Dataset items
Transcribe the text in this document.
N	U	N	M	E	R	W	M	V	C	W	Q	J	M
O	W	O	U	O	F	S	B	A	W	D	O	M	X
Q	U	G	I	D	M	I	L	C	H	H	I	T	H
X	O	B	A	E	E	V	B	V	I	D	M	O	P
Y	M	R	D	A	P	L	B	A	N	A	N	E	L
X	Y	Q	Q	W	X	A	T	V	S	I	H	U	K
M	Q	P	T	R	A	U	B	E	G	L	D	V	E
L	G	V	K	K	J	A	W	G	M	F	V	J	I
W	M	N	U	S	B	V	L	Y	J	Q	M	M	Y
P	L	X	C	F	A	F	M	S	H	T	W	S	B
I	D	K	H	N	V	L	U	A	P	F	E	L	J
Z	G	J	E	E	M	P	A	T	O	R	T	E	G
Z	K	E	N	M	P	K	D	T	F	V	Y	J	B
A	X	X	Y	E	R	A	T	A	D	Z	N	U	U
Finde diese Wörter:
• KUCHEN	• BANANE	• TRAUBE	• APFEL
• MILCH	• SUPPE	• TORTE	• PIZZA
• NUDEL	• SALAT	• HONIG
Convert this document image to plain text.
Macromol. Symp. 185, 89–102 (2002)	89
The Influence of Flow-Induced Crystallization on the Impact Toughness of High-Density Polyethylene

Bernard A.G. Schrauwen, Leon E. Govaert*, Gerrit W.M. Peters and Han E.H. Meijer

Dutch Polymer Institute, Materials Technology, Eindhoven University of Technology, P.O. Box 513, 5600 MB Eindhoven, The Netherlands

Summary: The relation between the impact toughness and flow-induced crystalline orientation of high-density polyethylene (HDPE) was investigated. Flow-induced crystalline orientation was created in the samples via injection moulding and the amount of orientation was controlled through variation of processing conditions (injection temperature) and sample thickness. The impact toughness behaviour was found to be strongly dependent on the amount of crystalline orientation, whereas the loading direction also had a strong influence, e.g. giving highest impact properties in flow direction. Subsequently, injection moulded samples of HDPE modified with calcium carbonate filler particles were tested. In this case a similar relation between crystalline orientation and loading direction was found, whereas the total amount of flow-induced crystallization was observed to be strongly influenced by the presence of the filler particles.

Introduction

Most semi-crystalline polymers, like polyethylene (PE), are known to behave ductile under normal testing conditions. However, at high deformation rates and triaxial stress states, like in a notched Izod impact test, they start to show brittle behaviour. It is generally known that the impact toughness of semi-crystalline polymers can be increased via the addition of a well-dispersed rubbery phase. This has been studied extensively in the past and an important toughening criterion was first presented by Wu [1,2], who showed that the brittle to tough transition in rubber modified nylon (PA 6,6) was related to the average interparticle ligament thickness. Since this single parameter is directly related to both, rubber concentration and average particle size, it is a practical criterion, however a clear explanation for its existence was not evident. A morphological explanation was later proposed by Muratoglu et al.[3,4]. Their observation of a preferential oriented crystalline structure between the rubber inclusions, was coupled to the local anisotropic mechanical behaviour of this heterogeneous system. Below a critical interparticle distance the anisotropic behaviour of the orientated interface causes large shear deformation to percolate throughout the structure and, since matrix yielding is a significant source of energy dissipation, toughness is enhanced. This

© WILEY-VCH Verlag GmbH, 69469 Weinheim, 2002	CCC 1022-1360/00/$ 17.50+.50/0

| Task prompt |
From the listing above, extract every line exactly as it stands.

| The completed task |
Transcribe the text in this document.
N	U	N	M	E	R	W	M	V	C	W	Q	J	M
O	W	O	U	O	F	S	B	A	W	D	O	M	X
Q	U	G	I	D	M	I	L	C	H	H	I	T	H
X	O	B	A	E	E	V	B	V	I	D	M	O	P
Y	M	R	D	A	P	L	B	A	N	A	N	E	L
X	Y	Q	Q	W	X	A	T	V	S	I	H	U	K
M	Q	P	T	R	A	U	B	E	G	L	D	V	E
L	G	V	K	K	J	A	W	G	M	F	V	J	I
W	M	N	U	S	B	V	L	Y	J	Q	M	M	Y
P	L	X	C	F	A	F	M	S	H	T	W	S	B
I	D	K	H	N	V	L	U	A	P	F	E	L	J
Z	G	J	E	E	M	P	A	T	O	R	T	E	G
Z	K	E	N	M	P	K	D	T	F	V	Y	J	B
A	X	X	Y	E	R	A	T	A	D	Z	N	U	U
Finde diese Wörter:
• KUCHEN	• BANANE	• TRAUBE	• APFEL
• MILCH	• SUPPE	• TORTE	• PIZZA
• NUDEL	• SALAT	• HONIG
Convert this document image to plain text.
Macromol. Symp. 185, 89–102 (2002)	89
The Influence of Flow-Induced Crystallization on the Impact Toughness of High-Density Polyethylene

Bernard A.G. Schrauwen, Leon E. Govaert*, Gerrit W.M. Peters and Han E.H. Meijer

Dutch Polymer Institute, Materials Technology, Eindhoven University of Technology, P.O. Box 513, 5600 MB Eindhoven, The Netherlands

Summary: The relation between the impact toughness and flow-induced crystalline orientation of high-density polyethylene (HDPE) was investigated. Flow-induced crystalline orientation was created in the samples via injection moulding and the amount of orientation was controlled through variation of processing conditions (injection temperature) and sample thickness. The impact toughness behaviour was found to be strongly dependent on the amount of crystalline orientation, whereas the loading direction also had a strong influence, e.g. giving highest impact properties in flow direction. Subsequently, injection moulded samples of HDPE modified with calcium carbonate filler particles were tested. In this case a similar relation between crystalline orientation and loading direction was found, whereas the total amount of flow-induced crystallization was observed to be strongly influenced by the presence of the filler particles.

Introduction

Most semi-crystalline polymers, like polyethylene (PE), are known to behave ductile under normal testing conditions. However, at high deformation rates and triaxial stress states, like in a notched Izod impact test, they start to show brittle behaviour. It is generally known that the impact toughness of semi-crystalline polymers can be increased via the addition of a well-dispersed rubbery phase. This has been studied extensively in the past and an important toughening criterion was first presented by Wu [1,2], who showed that the brittle to tough transition in rubber modified nylon (PA 6,6) was related to the average interparticle ligament thickness. Since this single parameter is directly related to both, rubber concentration and average particle size, it is a practical criterion, however a clear explanation for its existence was not evident. A morphological explanation was later proposed by Muratoglu et al.[3,4]. Their observation of a preferential oriented crystalline structure between the rubber inclusions, was coupled to the local anisotropic mechanical behaviour of this heterogeneous system. Below a critical interparticle distance the anisotropic behaviour of the orientated interface causes large shear deformation to percolate throughout the structure and, since matrix yielding is a significant source of energy dissipation, toughness is enhanced. This

© WILEY-VCH Verlag GmbH, 69469 Weinheim, 2002	CCC 1022-1360/00/$ 17.50+.50/0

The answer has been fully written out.